[START]

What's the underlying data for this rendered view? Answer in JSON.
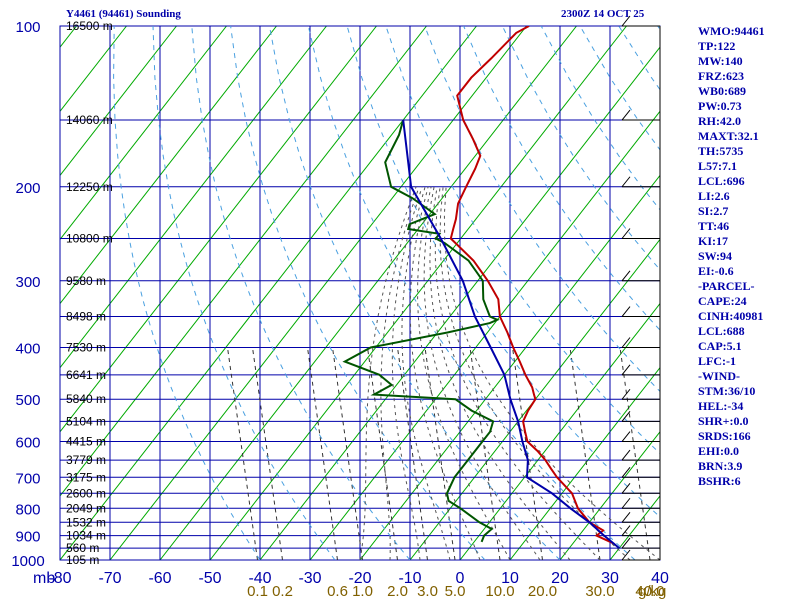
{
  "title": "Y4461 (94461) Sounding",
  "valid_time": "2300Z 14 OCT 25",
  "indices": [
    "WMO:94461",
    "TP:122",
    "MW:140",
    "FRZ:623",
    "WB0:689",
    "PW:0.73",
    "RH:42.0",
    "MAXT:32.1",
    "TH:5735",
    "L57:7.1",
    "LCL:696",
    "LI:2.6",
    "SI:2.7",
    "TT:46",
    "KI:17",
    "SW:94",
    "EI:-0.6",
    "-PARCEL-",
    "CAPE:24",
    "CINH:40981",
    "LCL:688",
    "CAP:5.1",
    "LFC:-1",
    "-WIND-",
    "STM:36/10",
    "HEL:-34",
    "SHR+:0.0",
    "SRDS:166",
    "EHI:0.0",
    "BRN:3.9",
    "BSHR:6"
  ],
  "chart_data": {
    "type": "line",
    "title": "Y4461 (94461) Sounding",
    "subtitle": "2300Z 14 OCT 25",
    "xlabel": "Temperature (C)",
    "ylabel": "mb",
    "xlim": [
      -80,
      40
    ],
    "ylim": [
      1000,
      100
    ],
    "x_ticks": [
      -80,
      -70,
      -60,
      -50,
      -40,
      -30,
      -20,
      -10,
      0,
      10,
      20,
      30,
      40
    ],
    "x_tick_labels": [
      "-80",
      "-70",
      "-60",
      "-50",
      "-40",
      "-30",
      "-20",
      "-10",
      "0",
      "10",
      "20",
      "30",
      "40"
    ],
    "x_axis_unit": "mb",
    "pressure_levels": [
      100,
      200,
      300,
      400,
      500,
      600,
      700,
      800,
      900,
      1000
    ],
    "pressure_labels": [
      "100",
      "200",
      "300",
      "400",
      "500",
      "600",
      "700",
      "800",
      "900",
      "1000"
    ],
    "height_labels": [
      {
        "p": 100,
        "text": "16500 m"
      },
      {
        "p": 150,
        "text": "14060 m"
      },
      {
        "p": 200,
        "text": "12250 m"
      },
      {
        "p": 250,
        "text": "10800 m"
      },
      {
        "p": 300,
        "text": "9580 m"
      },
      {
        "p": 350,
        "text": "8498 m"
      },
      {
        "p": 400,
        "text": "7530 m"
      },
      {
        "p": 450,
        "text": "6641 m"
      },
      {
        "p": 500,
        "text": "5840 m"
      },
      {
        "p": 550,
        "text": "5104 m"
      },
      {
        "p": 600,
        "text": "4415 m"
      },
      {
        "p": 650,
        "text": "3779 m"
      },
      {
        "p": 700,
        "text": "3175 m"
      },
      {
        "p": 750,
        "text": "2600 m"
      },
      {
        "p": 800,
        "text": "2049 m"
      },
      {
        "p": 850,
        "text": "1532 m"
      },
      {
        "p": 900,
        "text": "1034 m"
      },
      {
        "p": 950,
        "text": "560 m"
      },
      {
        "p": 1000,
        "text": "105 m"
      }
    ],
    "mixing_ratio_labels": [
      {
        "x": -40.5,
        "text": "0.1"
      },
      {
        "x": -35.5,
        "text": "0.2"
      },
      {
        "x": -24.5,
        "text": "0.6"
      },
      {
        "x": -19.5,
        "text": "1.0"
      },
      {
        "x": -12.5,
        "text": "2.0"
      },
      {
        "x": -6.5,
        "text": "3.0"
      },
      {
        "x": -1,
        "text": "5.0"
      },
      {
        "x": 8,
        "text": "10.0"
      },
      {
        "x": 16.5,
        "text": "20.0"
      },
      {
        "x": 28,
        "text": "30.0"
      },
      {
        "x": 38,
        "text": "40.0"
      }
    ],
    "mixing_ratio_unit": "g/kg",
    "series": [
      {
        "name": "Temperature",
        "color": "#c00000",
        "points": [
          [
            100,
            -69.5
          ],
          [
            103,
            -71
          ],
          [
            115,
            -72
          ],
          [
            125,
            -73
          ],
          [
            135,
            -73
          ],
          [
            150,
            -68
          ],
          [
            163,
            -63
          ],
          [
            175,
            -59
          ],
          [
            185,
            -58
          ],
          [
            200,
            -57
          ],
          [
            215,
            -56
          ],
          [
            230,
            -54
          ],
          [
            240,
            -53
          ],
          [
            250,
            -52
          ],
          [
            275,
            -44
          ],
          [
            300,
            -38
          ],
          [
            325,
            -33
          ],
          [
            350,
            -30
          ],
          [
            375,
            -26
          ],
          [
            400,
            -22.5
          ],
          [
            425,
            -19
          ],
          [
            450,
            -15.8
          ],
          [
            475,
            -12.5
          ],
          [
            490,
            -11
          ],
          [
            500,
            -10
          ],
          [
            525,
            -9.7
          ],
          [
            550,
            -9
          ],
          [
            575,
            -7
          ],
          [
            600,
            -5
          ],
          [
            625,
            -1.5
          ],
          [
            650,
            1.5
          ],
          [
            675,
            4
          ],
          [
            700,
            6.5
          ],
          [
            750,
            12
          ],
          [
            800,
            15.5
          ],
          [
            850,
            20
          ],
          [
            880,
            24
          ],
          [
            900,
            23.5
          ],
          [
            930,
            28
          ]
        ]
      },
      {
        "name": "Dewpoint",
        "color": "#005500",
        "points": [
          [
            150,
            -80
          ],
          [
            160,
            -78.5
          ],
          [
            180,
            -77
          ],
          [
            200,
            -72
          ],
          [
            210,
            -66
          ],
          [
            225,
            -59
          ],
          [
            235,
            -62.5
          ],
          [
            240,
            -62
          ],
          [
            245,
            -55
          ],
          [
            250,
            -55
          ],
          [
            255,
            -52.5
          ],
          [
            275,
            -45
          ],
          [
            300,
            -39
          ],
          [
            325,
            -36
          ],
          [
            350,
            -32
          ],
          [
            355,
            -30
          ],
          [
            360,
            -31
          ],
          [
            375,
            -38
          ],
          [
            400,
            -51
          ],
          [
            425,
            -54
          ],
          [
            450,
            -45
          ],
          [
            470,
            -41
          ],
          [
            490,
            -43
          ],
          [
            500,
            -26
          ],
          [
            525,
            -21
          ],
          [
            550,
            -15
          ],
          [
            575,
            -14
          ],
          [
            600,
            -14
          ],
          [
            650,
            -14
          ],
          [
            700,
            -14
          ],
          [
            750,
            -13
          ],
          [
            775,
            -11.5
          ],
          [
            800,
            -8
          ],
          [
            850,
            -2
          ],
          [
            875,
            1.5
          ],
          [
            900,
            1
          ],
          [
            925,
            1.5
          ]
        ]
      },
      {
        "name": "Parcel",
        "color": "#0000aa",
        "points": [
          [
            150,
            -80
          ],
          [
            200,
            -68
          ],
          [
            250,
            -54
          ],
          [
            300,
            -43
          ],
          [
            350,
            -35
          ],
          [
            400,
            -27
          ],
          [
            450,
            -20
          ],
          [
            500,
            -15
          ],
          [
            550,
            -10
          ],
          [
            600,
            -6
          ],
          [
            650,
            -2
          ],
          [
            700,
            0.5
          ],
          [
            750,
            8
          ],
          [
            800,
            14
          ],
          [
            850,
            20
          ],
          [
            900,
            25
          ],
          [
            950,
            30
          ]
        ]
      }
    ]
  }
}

[END]
[START]

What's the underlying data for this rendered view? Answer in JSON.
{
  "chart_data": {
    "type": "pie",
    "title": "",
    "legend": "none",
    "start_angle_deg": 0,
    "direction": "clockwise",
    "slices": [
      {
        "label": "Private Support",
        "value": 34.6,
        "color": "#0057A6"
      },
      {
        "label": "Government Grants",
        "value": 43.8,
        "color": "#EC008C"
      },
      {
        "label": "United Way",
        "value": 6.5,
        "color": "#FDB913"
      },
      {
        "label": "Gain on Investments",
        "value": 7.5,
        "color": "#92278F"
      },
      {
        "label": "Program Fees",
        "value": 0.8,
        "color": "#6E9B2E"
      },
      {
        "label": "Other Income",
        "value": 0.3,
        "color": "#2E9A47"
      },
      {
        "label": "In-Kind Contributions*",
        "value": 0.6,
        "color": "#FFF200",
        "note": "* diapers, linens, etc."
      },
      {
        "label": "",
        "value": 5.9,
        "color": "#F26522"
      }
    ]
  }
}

[END]
[START]

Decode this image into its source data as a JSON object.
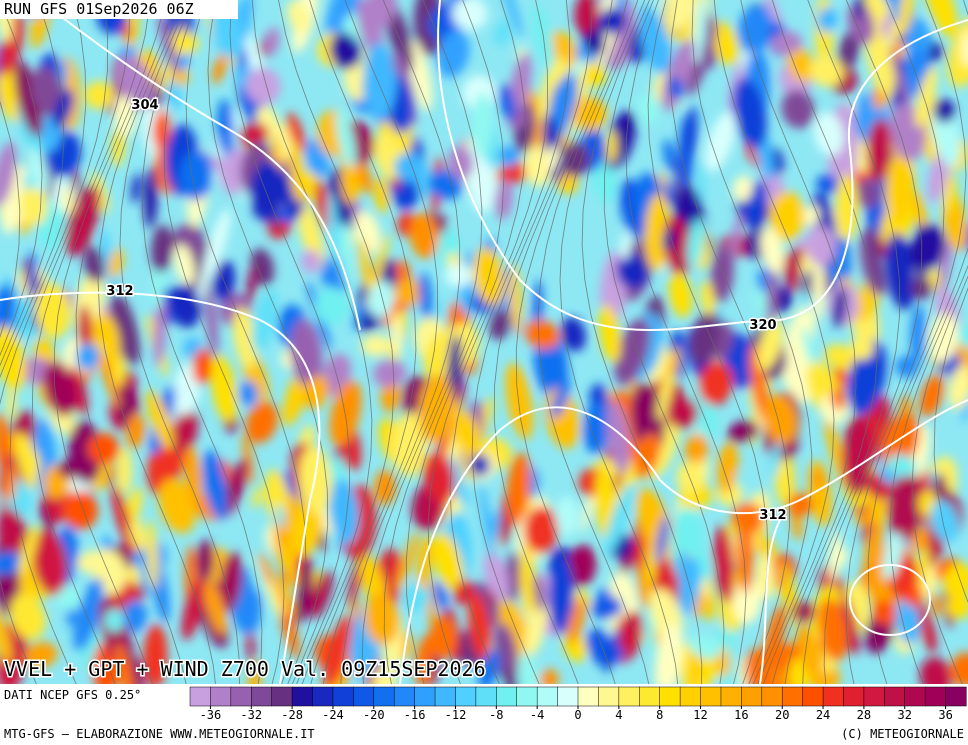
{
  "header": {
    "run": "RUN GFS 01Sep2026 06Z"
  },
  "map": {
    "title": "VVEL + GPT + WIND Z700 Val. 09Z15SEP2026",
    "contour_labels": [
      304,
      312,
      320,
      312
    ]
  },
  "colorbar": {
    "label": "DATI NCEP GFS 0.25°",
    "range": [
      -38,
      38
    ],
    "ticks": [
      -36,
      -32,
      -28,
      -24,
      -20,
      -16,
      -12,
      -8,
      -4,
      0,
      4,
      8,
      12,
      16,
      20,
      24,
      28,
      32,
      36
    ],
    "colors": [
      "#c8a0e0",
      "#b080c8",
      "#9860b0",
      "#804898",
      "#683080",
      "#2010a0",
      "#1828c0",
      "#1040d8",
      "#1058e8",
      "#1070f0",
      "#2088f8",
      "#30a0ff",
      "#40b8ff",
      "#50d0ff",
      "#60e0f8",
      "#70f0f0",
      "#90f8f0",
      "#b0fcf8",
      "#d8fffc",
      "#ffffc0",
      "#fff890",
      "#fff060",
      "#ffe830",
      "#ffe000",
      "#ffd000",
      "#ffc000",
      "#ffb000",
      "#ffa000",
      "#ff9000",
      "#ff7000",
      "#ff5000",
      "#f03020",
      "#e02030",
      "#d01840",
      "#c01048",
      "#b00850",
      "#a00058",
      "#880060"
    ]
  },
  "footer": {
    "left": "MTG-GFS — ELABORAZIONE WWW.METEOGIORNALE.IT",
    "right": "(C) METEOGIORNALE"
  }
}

[END]

Every line that holds the word "METEOGIORNALE" should be extracted.

    "left": "MTG-GFS — ELABORAZIONE WWW.METEOGIORNALE.IT",
    "right": "(C) METEOGIORNALE"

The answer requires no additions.